In full and without deviation, write out the entries that follow.

--- begin Records for this task ---

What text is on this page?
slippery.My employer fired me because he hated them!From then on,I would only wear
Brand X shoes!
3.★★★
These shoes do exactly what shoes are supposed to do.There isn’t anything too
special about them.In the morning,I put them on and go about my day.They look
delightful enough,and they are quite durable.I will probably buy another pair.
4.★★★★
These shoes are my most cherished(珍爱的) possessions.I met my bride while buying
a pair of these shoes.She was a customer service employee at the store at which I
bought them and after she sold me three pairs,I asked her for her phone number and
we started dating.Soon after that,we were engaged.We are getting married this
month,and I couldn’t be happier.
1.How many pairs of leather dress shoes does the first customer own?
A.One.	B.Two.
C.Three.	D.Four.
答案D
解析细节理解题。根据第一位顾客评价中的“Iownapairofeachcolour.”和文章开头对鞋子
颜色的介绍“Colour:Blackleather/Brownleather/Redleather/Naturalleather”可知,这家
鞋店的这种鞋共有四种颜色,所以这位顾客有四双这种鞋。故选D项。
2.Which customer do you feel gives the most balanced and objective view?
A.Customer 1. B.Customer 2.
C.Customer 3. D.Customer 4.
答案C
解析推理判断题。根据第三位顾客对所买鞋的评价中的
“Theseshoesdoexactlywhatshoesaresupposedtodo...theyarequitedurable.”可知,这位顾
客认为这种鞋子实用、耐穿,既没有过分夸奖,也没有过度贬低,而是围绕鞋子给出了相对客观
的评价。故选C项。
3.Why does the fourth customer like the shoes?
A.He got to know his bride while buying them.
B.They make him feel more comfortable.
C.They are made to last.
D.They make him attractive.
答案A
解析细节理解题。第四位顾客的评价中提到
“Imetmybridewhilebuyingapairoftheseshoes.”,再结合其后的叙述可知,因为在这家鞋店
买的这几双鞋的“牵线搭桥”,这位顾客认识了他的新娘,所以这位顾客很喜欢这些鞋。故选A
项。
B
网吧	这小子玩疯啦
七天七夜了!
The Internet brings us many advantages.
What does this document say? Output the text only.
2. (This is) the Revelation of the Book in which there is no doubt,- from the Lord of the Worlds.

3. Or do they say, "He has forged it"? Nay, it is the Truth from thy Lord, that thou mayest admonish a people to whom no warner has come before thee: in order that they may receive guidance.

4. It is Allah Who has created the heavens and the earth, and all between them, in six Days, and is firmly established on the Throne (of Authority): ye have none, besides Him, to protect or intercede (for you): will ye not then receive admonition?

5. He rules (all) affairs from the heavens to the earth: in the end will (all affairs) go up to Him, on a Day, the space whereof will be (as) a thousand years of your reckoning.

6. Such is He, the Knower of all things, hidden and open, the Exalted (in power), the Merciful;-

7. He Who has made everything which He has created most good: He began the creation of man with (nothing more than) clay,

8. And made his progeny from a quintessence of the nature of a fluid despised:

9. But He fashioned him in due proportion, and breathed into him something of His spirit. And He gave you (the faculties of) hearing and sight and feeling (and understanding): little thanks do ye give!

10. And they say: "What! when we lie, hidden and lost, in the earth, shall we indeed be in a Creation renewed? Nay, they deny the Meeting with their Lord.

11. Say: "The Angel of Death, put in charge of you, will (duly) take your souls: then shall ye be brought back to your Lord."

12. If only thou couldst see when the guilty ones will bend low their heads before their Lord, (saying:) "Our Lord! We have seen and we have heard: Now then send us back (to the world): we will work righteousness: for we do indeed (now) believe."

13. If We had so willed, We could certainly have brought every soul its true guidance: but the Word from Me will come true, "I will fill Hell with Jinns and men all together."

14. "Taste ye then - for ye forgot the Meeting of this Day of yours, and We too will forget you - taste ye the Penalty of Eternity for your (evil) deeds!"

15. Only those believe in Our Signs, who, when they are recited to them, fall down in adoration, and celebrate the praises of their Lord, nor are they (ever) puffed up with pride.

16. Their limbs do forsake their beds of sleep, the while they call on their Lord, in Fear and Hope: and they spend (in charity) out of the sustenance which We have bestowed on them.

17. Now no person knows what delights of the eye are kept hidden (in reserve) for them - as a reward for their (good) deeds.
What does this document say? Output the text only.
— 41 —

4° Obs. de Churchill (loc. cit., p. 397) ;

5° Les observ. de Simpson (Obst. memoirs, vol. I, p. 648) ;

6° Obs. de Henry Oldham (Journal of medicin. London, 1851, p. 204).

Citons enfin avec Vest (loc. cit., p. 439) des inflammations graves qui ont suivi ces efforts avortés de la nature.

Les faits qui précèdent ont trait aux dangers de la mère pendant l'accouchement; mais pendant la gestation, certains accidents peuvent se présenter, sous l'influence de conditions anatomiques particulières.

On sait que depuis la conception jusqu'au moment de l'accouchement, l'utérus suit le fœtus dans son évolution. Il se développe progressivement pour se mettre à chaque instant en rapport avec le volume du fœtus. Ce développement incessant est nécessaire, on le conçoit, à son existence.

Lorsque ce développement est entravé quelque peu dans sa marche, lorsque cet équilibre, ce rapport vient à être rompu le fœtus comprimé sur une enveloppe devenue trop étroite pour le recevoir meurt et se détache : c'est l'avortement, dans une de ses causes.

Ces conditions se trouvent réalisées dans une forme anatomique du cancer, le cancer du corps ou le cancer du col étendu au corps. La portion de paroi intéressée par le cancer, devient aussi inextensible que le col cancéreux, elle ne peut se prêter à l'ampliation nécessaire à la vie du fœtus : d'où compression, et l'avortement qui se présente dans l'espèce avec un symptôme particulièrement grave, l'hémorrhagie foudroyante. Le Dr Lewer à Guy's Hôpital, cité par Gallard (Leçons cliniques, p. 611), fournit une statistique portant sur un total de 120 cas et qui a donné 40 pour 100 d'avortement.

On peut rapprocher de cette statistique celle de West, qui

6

--- end Records for this task ---

§ Solution for this problem:
What text is on this page?
slippery.My employer fired me because he hated them!From then on,I would only wear
Brand X shoes!
3.★★★
These shoes do exactly what shoes are supposed to do.There isn’t anything too
special about them.In the morning,I put them on and go about my day.They look
delightful enough,and they are quite durable.I will probably buy another pair.
4.★★★★
These shoes are my most cherished(珍爱的) possessions.I met my bride while buying
a pair of these shoes.She was a customer service employee at the store at which I
bought them and after she sold me three pairs,I asked her for her phone number and
we started dating.Soon after that,we were engaged.We are getting married this
month,and I couldn’t be happier.
1.How many pairs of leather dress shoes does the first customer own?
A.One.	B.Two.
C.Three.	D.Four.
答案D
解析细节理解题。根据第一位顾客评价中的“Iownapairofeachcolour.”和文章开头对鞋子
颜色的介绍“Colour:Blackleather/Brownleather/Redleather/Naturalleather”可知,这家
鞋店的这种鞋共有四种颜色,所以这位顾客有四双这种鞋。故选D项。
2.Which customer do you feel gives the most balanced and objective view?
A.Customer 1. B.Customer 2.
C.Customer 3. D.Customer 4.
答案C
解析推理判断题。根据第三位顾客对所买鞋的评价中的
“Theseshoesdoexactlywhatshoesaresupposedtodo...theyarequitedurable.”可知,这位顾
客认为这种鞋子实用、耐穿,既没有过分夸奖,也没有过度贬低,而是围绕鞋子给出了相对客观
的评价。故选C项。
3.Why does the fourth customer like the shoes?
A.He got to know his bride while buying them.
B.They make him feel more comfortable.
C.They are made to last.
D.They make him attractive.
答案A
解析细节理解题。第四位顾客的评价中提到
“Imetmybridewhilebuyingapairoftheseshoes.”,再结合其后的叙述可知,因为在这家鞋店
买的这几双鞋的“牵线搭桥”,这位顾客认识了他的新娘,所以这位顾客很喜欢这些鞋。故选A
项。
B
网吧	这小子玩疯啦
七天七夜了!
The Internet brings us many advantages.
What does this document say? Output the text only.
2. (This is) the Revelation of the Book in which there is no doubt,- from the Lord of the Worlds.

3. Or do they say, "He has forged it"? Nay, it is the Truth from thy Lord, that thou mayest admonish a people to whom no warner has come before thee: in order that they may receive guidance.

4. It is Allah Who has created the heavens and the earth, and all between them, in six Days, and is firmly established on the Throne (of Authority): ye have none, besides Him, to protect or intercede (for you): will ye not then receive admonition?

5. He rules (all) affairs from the heavens to the earth: in the end will (all affairs) go up to Him, on a Day, the space whereof will be (as) a thousand years of your reckoning.

6. Such is He, the Knower of all things, hidden and open, the Exalted (in power), the Merciful;-

7. He Who has made everything which He has created most good: He began the creation of man with (nothing more than) clay,

8. And made his progeny from a quintessence of the nature of a fluid despised:

9. But He fashioned him in due proportion, and breathed into him something of His spirit. And He gave you (the faculties of) hearing and sight and feeling (and understanding): little thanks do ye give!

10. And they say: "What! when we lie, hidden and lost, in the earth, shall we indeed be in a Creation renewed? Nay, they deny the Meeting with their Lord.

11. Say: "The Angel of Death, put in charge of you, will (duly) take your souls: then shall ye be brought back to your Lord."

12. If only thou couldst see when the guilty ones will bend low their heads before their Lord, (saying:) "Our Lord! We have seen and we have heard: Now then send us back (to the world): we will work righteousness: for we do indeed (now) believe."

13. If We had so willed, We could certainly have brought every soul its true guidance: but the Word from Me will come true, "I will fill Hell with Jinns and men all together."

14. "Taste ye then - for ye forgot the Meeting of this Day of yours, and We too will forget you - taste ye the Penalty of Eternity for your (evil) deeds!"

15. Only those believe in Our Signs, who, when they are recited to them, fall down in adoration, and celebrate the praises of their Lord, nor are they (ever) puffed up with pride.

16. Their limbs do forsake their beds of sleep, the while they call on their Lord, in Fear and Hope: and they spend (in charity) out of the sustenance which We have bestowed on them.

17. Now no person knows what delights of the eye are kept hidden (in reserve) for them - as a reward for their (good) deeds.
What does this document say? Output the text only.
— 41 —

4° Obs. de Churchill (loc. cit., p. 397) ;

5° Les observ. de Simpson (Obst. memoirs, vol. I, p. 648) ;

6° Obs. de Henry Oldham (Journal of medicin. London, 1851, p. 204).

Citons enfin avec Vest (loc. cit., p. 439) des inflammations graves qui ont suivi ces efforts avortés de la nature.

Les faits qui précèdent ont trait aux dangers de la mère pendant l'accouchement; mais pendant la gestation, certains accidents peuvent se présenter, sous l'influence de conditions anatomiques particulières.

On sait que depuis la conception jusqu'au moment de l'accouchement, l'utérus suit le fœtus dans son évolution. Il se développe progressivement pour se mettre à chaque instant en rapport avec le volume du fœtus. Ce développement incessant est nécessaire, on le conçoit, à son existence.

Lorsque ce développement est entravé quelque peu dans sa marche, lorsque cet équilibre, ce rapport vient à être rompu le fœtus comprimé sur une enveloppe devenue trop étroite pour le recevoir meurt et se détache : c'est l'avortement, dans une de ses causes.

Ces conditions se trouvent réalisées dans une forme anatomique du cancer, le cancer du corps ou le cancer du col étendu au corps. La portion de paroi intéressée par le cancer, devient aussi inextensible que le col cancéreux, elle ne peut se prêter à l'ampliation nécessaire à la vie du fœtus : d'où compression, et l'avortement qui se présente dans l'espèce avec un symptôme particulièrement grave, l'hémorrhagie foudroyante. Le Dr Lewer à Guy's Hôpital, cité par Gallard (Leçons cliniques, p. 611), fournit une statistique portant sur un total de 120 cas et qui a donné 40 pour 100 d'avortement.

On peut rapprocher de cette statistique celle de West, qui

6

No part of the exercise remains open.